Data records:
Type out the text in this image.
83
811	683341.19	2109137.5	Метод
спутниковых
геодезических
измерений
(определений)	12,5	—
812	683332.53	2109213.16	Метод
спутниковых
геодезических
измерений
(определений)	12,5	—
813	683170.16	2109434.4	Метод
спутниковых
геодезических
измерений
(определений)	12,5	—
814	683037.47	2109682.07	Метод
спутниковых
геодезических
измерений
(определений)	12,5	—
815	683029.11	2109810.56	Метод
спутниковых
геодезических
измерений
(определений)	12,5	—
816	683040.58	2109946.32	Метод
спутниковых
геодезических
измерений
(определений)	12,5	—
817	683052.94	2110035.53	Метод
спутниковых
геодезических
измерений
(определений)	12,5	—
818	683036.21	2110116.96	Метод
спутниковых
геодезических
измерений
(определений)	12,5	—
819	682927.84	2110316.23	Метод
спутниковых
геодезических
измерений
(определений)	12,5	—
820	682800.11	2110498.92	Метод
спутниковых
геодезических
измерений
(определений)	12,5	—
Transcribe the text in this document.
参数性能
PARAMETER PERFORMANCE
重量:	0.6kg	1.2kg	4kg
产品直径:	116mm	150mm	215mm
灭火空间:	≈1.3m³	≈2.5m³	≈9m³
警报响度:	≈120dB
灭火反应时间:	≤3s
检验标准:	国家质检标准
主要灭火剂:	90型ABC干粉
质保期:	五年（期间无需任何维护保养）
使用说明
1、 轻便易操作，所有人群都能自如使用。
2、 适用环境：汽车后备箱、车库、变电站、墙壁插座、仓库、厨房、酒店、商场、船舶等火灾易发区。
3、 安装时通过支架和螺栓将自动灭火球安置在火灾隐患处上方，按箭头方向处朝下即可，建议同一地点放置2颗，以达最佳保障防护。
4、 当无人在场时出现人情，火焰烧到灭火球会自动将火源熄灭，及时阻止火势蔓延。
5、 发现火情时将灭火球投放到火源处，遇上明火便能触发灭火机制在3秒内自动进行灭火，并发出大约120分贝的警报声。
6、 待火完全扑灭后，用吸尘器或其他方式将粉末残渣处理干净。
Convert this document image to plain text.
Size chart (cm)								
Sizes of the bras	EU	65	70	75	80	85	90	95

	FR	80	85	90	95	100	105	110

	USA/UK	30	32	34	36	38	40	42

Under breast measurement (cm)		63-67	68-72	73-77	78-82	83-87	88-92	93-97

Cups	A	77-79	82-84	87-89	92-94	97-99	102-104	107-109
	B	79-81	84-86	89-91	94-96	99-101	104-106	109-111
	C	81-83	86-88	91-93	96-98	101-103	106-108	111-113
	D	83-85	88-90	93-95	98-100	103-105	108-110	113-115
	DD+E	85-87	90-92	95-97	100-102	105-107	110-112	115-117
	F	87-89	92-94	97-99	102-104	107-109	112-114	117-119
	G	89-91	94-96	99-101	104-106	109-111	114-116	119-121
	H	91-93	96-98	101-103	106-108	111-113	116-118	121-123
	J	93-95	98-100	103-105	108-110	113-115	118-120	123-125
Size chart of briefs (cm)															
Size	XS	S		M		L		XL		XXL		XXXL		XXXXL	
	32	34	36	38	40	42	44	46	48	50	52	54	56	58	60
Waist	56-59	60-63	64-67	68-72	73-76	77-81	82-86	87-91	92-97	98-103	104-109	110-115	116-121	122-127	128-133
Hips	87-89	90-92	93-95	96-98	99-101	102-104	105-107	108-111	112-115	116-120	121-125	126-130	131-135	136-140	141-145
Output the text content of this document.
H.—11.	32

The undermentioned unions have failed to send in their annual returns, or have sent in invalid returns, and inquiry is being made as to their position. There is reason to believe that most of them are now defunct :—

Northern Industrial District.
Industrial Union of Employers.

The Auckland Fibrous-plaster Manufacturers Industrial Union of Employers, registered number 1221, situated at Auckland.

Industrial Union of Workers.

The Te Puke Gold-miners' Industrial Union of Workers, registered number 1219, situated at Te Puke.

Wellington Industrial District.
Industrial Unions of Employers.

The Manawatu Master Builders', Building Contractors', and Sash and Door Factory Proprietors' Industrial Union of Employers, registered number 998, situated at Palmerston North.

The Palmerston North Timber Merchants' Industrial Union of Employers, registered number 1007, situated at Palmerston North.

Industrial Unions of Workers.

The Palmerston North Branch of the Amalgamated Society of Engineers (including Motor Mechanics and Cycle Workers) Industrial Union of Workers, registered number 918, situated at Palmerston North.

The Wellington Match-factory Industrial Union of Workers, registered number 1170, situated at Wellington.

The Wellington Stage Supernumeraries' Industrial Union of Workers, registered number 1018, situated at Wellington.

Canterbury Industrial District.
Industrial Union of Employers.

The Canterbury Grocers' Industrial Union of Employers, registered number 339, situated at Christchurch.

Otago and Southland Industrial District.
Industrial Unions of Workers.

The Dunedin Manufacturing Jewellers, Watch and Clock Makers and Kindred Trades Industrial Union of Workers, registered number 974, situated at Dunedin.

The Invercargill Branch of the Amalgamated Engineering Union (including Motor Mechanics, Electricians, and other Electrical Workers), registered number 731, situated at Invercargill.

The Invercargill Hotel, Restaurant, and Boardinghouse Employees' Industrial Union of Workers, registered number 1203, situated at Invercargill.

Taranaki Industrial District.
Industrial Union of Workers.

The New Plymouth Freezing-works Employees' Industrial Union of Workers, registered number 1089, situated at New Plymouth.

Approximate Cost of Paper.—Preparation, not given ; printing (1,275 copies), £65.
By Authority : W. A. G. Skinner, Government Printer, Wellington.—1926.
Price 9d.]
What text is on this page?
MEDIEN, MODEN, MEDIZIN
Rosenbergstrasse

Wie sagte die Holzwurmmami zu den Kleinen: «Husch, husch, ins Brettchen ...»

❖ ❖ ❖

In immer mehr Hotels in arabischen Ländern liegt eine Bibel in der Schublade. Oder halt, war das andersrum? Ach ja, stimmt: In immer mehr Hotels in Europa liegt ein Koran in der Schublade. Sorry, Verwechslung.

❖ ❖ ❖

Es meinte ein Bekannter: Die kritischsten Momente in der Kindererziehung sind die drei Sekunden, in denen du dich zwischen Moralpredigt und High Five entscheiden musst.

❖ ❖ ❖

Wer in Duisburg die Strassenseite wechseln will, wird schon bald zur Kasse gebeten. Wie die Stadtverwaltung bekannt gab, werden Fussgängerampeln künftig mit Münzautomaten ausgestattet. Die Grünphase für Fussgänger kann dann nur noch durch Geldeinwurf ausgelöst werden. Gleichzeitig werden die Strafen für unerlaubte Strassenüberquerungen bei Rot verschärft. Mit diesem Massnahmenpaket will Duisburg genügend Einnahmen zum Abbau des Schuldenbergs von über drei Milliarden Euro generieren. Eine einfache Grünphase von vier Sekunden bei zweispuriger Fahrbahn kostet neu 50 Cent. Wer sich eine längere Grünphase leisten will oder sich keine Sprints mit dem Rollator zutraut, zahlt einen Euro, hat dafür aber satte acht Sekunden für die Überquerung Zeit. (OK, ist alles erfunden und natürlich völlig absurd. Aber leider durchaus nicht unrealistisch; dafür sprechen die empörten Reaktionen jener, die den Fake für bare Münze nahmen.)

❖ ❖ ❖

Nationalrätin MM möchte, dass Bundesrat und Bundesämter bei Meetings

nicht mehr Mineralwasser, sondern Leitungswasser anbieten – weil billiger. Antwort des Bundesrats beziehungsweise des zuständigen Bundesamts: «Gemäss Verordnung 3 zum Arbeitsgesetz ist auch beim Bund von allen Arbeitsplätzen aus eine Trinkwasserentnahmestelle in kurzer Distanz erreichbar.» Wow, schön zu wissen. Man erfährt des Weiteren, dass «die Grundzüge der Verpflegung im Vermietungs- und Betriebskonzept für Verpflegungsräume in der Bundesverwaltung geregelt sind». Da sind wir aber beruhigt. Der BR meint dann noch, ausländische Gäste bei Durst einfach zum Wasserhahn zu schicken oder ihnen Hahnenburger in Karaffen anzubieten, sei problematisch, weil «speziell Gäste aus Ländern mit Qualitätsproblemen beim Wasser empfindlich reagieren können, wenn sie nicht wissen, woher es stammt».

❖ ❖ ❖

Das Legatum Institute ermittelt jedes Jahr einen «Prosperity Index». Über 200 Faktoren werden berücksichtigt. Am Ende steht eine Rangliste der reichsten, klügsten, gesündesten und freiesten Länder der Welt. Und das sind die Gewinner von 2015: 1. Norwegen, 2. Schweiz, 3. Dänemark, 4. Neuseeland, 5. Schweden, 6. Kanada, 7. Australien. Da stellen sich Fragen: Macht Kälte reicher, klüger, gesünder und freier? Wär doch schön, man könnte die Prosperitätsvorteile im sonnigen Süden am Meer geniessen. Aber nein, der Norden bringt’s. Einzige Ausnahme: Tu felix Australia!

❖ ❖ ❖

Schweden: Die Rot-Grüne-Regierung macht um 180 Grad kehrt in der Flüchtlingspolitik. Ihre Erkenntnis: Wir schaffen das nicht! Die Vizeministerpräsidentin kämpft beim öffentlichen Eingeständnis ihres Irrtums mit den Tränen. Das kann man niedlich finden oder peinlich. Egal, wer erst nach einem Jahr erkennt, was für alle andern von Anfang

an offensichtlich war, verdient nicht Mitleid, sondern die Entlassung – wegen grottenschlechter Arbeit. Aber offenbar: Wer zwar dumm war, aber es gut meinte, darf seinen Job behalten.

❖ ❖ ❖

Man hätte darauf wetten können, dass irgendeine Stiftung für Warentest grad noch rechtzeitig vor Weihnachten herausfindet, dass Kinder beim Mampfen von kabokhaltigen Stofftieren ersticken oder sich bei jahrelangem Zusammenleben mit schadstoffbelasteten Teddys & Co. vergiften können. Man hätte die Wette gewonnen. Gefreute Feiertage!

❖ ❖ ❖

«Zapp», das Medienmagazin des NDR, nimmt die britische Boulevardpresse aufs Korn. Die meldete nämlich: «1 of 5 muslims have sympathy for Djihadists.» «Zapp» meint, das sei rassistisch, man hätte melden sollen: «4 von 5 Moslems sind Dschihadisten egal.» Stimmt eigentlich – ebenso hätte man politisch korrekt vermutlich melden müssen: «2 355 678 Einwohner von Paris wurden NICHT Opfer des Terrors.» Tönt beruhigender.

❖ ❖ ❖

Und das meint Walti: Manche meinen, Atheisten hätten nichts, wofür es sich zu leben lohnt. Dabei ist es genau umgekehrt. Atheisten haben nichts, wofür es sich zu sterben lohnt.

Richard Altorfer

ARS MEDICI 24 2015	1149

EXERCISE REQUIREMENTS:
Output nothing but the number of lines in the data containing the string "this".

FINISHED ANSWER:
5